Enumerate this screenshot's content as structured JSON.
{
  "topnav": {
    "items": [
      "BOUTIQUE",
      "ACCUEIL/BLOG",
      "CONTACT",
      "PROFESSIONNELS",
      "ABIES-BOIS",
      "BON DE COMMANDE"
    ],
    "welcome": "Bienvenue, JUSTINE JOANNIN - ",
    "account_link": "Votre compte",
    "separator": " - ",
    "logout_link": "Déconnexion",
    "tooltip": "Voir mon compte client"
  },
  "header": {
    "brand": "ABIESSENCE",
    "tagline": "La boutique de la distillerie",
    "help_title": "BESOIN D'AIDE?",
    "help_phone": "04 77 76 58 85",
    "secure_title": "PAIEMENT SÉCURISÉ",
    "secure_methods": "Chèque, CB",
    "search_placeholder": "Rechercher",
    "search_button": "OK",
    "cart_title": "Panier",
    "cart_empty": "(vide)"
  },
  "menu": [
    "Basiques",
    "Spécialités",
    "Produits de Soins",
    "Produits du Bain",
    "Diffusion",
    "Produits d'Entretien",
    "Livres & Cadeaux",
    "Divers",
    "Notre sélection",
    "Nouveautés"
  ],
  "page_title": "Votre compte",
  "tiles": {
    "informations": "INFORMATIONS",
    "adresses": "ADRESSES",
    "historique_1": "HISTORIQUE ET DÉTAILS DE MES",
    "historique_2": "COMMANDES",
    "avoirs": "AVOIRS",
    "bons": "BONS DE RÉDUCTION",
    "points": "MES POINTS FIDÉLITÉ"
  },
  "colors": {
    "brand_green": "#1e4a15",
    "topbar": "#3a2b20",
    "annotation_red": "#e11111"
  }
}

--

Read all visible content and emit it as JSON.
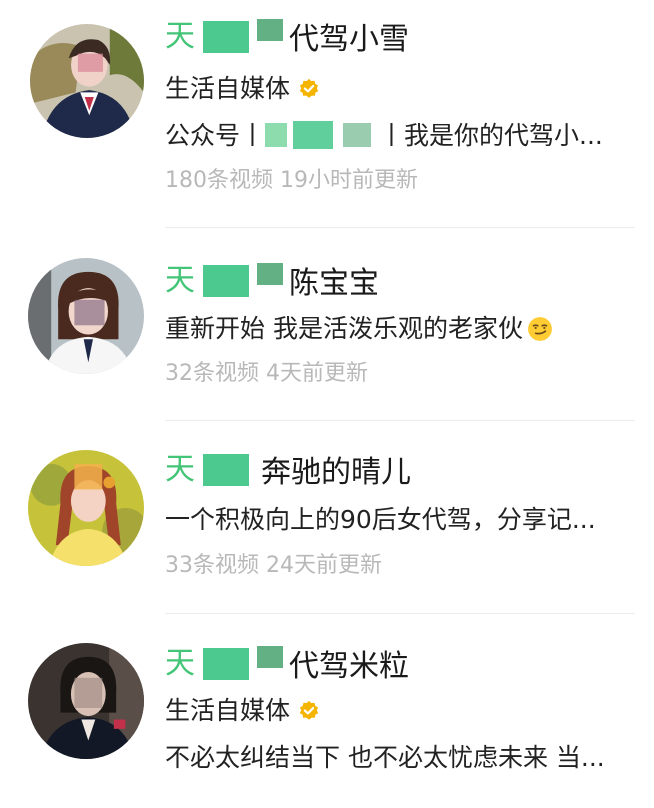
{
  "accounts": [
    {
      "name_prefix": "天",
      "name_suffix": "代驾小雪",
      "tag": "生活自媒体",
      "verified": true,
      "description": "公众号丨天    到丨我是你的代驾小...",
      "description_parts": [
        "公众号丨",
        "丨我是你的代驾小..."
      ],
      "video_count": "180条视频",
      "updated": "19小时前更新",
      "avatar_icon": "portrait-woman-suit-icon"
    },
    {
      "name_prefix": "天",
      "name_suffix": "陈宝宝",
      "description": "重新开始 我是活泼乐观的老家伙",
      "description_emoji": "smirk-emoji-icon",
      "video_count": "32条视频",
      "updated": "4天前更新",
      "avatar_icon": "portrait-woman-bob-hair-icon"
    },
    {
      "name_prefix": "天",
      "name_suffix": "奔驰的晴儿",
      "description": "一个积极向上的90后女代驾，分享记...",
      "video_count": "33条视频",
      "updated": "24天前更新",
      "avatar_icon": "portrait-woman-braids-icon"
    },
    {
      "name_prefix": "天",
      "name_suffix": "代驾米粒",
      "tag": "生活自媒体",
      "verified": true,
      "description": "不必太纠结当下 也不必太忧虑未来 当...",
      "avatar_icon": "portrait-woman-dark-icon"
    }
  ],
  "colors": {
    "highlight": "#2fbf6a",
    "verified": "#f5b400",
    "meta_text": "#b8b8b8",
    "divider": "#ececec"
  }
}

--

## What is being asked
From the listing above, copy every line that holds the string "content".

## Solution for this exercise
Enumerate this screenshot's content as structured JSON.
Read all visible content and emit it as JSON.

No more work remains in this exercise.